## Given entries
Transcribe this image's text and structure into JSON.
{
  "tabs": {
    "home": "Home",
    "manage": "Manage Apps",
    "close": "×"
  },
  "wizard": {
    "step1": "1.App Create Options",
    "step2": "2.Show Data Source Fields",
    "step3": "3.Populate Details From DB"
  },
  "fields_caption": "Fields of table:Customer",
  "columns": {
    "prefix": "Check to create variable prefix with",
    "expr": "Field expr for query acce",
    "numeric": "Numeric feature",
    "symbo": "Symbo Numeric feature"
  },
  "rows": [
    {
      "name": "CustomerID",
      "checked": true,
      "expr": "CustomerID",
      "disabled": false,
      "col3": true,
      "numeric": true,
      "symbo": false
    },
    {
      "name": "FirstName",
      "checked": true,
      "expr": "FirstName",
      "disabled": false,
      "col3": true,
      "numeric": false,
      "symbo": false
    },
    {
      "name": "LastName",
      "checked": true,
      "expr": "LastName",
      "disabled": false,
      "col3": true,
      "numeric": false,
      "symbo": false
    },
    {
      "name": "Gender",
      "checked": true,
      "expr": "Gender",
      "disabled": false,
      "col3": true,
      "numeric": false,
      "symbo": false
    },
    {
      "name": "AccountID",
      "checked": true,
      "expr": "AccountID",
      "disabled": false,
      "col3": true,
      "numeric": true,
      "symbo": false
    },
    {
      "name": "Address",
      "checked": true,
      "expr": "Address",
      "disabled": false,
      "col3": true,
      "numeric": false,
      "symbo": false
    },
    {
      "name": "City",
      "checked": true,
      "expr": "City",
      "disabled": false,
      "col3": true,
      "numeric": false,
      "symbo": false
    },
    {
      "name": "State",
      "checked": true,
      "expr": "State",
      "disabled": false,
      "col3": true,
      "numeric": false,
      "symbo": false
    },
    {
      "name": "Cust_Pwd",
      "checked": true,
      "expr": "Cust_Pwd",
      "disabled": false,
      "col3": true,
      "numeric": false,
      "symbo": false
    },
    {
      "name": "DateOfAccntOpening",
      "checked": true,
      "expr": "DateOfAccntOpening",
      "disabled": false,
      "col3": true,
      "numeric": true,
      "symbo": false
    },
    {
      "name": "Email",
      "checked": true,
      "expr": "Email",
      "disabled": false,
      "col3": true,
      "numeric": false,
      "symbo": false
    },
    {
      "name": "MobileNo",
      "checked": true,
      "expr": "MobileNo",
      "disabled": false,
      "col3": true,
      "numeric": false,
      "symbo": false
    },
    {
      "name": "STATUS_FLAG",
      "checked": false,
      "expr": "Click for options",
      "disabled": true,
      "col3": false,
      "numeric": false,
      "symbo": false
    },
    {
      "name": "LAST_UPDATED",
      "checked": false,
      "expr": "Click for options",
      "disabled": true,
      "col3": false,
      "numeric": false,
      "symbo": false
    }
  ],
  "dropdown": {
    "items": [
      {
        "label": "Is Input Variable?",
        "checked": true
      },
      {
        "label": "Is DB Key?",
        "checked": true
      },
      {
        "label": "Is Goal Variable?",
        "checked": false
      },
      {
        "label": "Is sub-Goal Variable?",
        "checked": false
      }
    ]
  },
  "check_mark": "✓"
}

## What you need to do
Give only the number of lines in the data that include the string "Fields".

## Answer to this task
2